* WHAT TO DO:
In the material below, identify each line bearing the word "Blood". Reproduce those lines.

* INPUT FOR THIS TASK:
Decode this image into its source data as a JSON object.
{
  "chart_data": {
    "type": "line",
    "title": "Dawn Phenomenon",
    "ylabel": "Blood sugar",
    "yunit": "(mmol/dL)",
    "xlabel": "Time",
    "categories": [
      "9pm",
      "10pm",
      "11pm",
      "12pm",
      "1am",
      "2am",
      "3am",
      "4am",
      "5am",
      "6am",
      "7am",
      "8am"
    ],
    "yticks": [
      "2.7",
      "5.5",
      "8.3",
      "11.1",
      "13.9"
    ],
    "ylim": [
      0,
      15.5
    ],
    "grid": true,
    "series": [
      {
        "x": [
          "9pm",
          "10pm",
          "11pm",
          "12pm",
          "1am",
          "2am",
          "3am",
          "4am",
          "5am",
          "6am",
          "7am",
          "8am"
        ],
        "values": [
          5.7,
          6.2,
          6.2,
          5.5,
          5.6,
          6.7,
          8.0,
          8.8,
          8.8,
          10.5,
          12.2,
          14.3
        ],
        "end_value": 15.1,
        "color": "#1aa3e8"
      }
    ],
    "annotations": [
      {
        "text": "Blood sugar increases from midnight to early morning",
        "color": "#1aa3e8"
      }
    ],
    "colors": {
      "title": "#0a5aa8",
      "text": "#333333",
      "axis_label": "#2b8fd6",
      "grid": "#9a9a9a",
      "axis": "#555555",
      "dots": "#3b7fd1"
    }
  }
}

* TASK ANSWER:
    "ylabel": "Blood sugar",
        "text": "Blood sugar increases from midnight to early morning",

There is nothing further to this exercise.